-- Data provided --
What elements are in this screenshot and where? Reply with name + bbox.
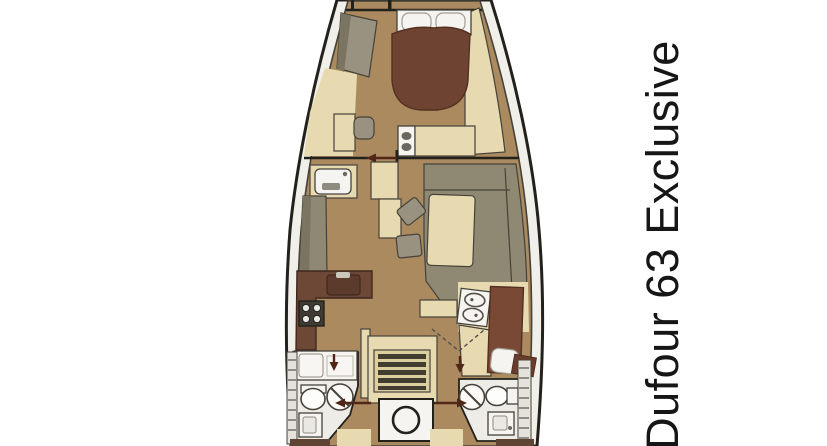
toilet-icon bbox=[301, 389, 325, 410]
stern-locker bbox=[290, 439, 330, 446]
toilet-tank bbox=[507, 388, 518, 404]
boat-floorplan bbox=[0, 0, 827, 446]
floor-patch bbox=[337, 429, 371, 446]
vanity-desk bbox=[334, 114, 355, 151]
engine-compartment bbox=[379, 399, 433, 441]
salon-chair bbox=[396, 234, 422, 258]
stove bbox=[299, 301, 324, 326]
floor-patch bbox=[430, 429, 463, 446]
head-sink bbox=[303, 417, 316, 433]
companionway bbox=[361, 329, 437, 403]
engine-box bbox=[379, 399, 433, 441]
stern-locker bbox=[496, 439, 534, 446]
forward-locker bbox=[398, 126, 415, 156]
locker-hatch bbox=[518, 360, 531, 446]
stair-step bbox=[378, 362, 426, 367]
vanity-sink bbox=[299, 354, 323, 377]
burner-icon bbox=[302, 315, 309, 322]
bow-tick bbox=[351, 0, 354, 10]
model-label: Dufour 63 Exclusive bbox=[637, 40, 689, 446]
vanity-top bbox=[327, 356, 353, 376]
drain-icon bbox=[343, 172, 347, 176]
island-bed bbox=[392, 27, 470, 110]
salon-bench bbox=[420, 300, 457, 317]
burner-icon bbox=[302, 304, 309, 311]
stair-step bbox=[378, 386, 426, 390]
toilet-icon bbox=[486, 387, 508, 406]
double-sink-unit bbox=[457, 288, 491, 326]
locker-detail bbox=[402, 132, 412, 140]
center-cabinet bbox=[371, 162, 398, 199]
burner-icon bbox=[313, 304, 320, 311]
burner-icon bbox=[313, 315, 320, 322]
stair-step bbox=[378, 378, 426, 383]
center-cabinet bbox=[379, 199, 401, 238]
faucet-icon bbox=[336, 272, 350, 278]
stair-step bbox=[378, 354, 426, 359]
faucet-icon bbox=[322, 183, 340, 190]
drain-icon bbox=[508, 426, 512, 430]
head-sink bbox=[493, 416, 507, 430]
locker-detail bbox=[402, 143, 412, 151]
bow-tick bbox=[388, 0, 392, 10]
salon-table bbox=[427, 194, 475, 267]
vanity-stool bbox=[354, 117, 374, 139]
forward-bench bbox=[415, 126, 475, 156]
berth-floor bbox=[459, 325, 491, 376]
stair-step bbox=[378, 370, 426, 375]
page: Dufour 63 Exclusive bbox=[0, 0, 827, 446]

-- Task objective --
Reproduce the listing above line for line, without any changes, and omit the picture.

-- Result below --
What elements are in this screenshot and where? Reply with name + bbox.
toilet-icon bbox=[301, 389, 325, 410]
stern-locker bbox=[290, 439, 330, 446]
toilet-tank bbox=[507, 388, 518, 404]
boat-floorplan bbox=[0, 0, 827, 446]
floor-patch bbox=[337, 429, 371, 446]
vanity-desk bbox=[334, 114, 355, 151]
engine-compartment bbox=[379, 399, 433, 441]
salon-chair bbox=[396, 234, 422, 258]
stove bbox=[299, 301, 324, 326]
floor-patch bbox=[430, 429, 463, 446]
head-sink bbox=[303, 417, 316, 433]
companionway bbox=[361, 329, 437, 403]
engine-box bbox=[379, 399, 433, 441]
stern-locker bbox=[496, 439, 534, 446]
forward-locker bbox=[398, 126, 415, 156]
locker-hatch bbox=[518, 360, 531, 446]
stair-step bbox=[378, 362, 426, 367]
vanity-sink bbox=[299, 354, 323, 377]
burner-icon bbox=[302, 315, 309, 322]
bow-tick bbox=[351, 0, 354, 10]
model-label: Dufour 63 Exclusive bbox=[637, 40, 689, 446]
vanity-top bbox=[327, 356, 353, 376]
drain-icon bbox=[343, 172, 347, 176]
island-bed bbox=[392, 27, 470, 110]
salon-bench bbox=[420, 300, 457, 317]
burner-icon bbox=[302, 304, 309, 311]
stair-step bbox=[378, 386, 426, 390]
toilet-icon bbox=[486, 387, 508, 406]
double-sink-unit bbox=[457, 288, 491, 326]
locker-detail bbox=[402, 132, 412, 140]
center-cabinet bbox=[371, 162, 398, 199]
burner-icon bbox=[313, 304, 320, 311]
burner-icon bbox=[313, 315, 320, 322]
stair-step bbox=[378, 378, 426, 383]
center-cabinet bbox=[379, 199, 401, 238]
faucet-icon bbox=[336, 272, 350, 278]
stair-step bbox=[378, 354, 426, 359]
faucet-icon bbox=[322, 183, 340, 190]
drain-icon bbox=[508, 426, 512, 430]
head-sink bbox=[493, 416, 507, 430]
locker-detail bbox=[402, 143, 412, 151]
bow-tick bbox=[388, 0, 392, 10]
salon-table bbox=[427, 194, 475, 267]
vanity-stool bbox=[354, 117, 374, 139]
forward-bench bbox=[415, 126, 475, 156]
berth-floor bbox=[459, 325, 491, 376]
stair-step bbox=[378, 370, 426, 375]
page: Dufour 63 Exclusive bbox=[0, 0, 827, 446]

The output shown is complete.